# start of Input

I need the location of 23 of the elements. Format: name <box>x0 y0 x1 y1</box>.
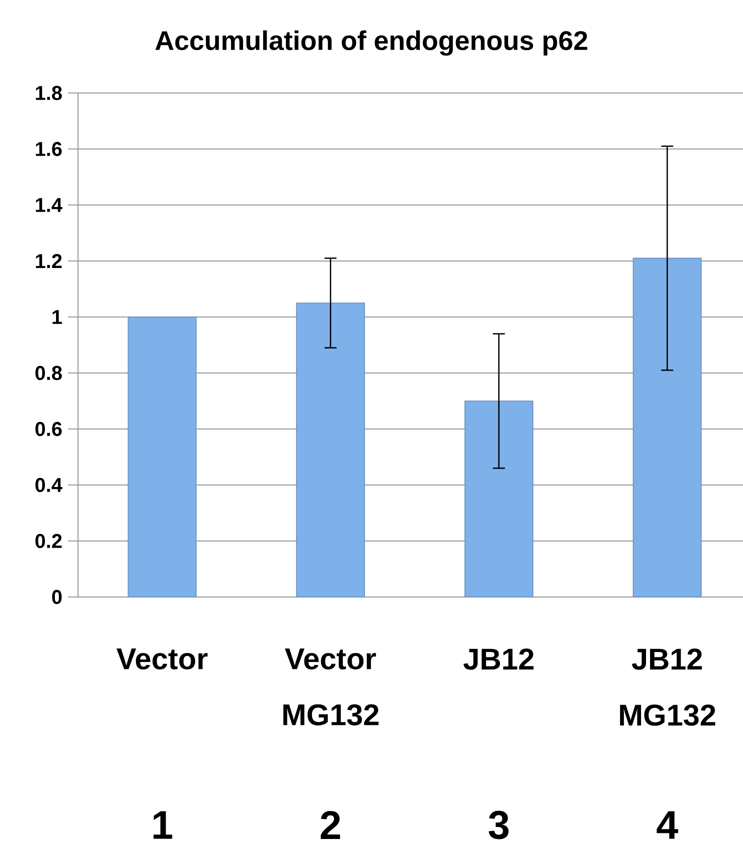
y-tick-label: 0.8 <box>35 366 62 380</box>
bar <box>296 302 365 598</box>
text: 3 <box>488 810 508 840</box>
bar <box>464 400 534 598</box>
chart-title: Accumulation of endogenous p62 <box>155 30 587 56</box>
y-tick-label: 1.8 <box>36 86 62 100</box>
y-tick-label: 0 <box>52 590 62 604</box>
x-tick-label: Vector MG132 <box>283 648 378 726</box>
y-tick-label: 1.6 <box>36 142 62 156</box>
y-tick-label: 0.6 <box>35 422 62 436</box>
y-tick-label: 1.4 <box>36 198 62 212</box>
bar <box>632 258 702 598</box>
y-tick-label: 0.4 <box>35 478 62 492</box>
text: 1 <box>153 811 172 839</box>
y-tick-label: 1 <box>52 310 62 324</box>
x-tick-label: JB12 <box>463 648 534 670</box>
y-tick-label: 1.2 <box>36 254 62 268</box>
text: 2 <box>320 811 340 839</box>
x-tick-label: Vector <box>116 648 208 670</box>
text: 4 <box>656 811 678 839</box>
bar <box>128 316 196 598</box>
y-tick-label: 0.2 <box>35 534 62 548</box>
x-tick-label: JB12 MG132 <box>620 648 715 726</box>
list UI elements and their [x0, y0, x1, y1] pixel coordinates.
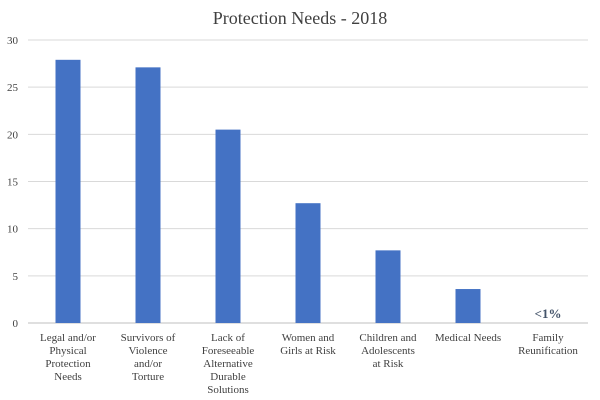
- bar: [295, 203, 321, 323]
- y-tick-label: 15: [7, 177, 19, 189]
- y-tick-label: 5: [13, 271, 19, 283]
- x-tick-label: Women and Girls at Risk: [280, 332, 336, 357]
- x-tick-label: Medical Needs: [435, 332, 501, 344]
- x-tick-label: Lack of Foreseeable Alternative Durable Solu…: [202, 332, 255, 396]
- y-tick-label: 30: [7, 35, 19, 47]
- y-tick-label: 20: [7, 129, 19, 141]
- bar: [375, 250, 401, 323]
- bar: [55, 59, 81, 324]
- bar: [215, 129, 241, 323]
- x-tick-label: Legal and/or Physical Protection Needs: [40, 332, 96, 383]
- y-tick-label: 0: [13, 318, 19, 330]
- x-axis-labels: Legal and/or Physical Protection Needs Survi…: [40, 332, 578, 396]
- x-tick-label: Children and Adolescents at Risk: [359, 332, 417, 370]
- chart-title: Protection Needs - 2018: [213, 8, 387, 28]
- x-tick-label: Family Reunification: [518, 332, 578, 357]
- bar: [455, 289, 481, 323]
- y-axis-ticks: 0 5 10 15 20 25 30: [7, 35, 19, 330]
- data-label: <1%: [535, 306, 562, 321]
- annotations: <1%: [535, 306, 562, 321]
- y-tick-label: 10: [7, 224, 19, 236]
- y-tick-label: 25: [7, 82, 19, 94]
- bar: [135, 67, 161, 324]
- bars: [55, 59, 481, 324]
- x-tick-label: Survivors of Violence and/or Torture: [121, 332, 176, 383]
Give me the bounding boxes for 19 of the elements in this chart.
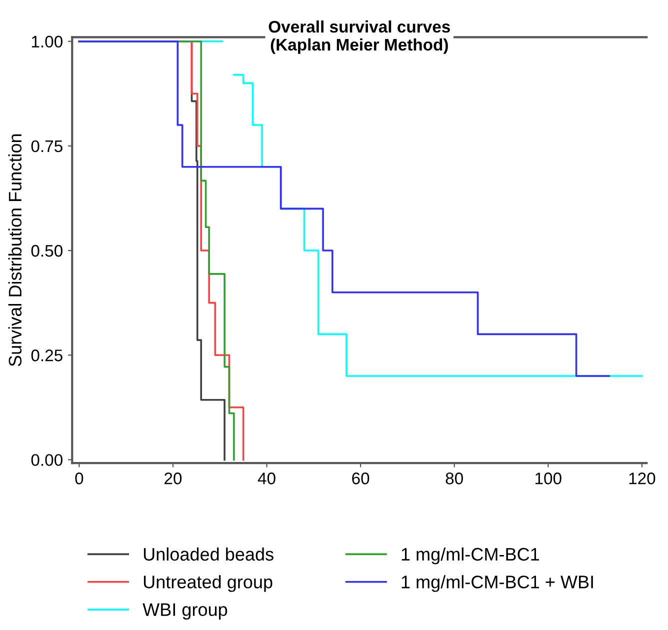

# end of Input

§ Brief
Report, in full, every line of the rows above that contains the string "Protection". Treat the match as case-sensitive.

§ Response for this exercise
- x-tick-label: Legal and/or Physical Protection Needs: [40, 332, 96, 383]
- x-axis-labels: Legal and/or Physical Protection Needs Survi…: [40, 332, 578, 396]
- chart-title: Protection Needs - 2018: [213, 8, 387, 28]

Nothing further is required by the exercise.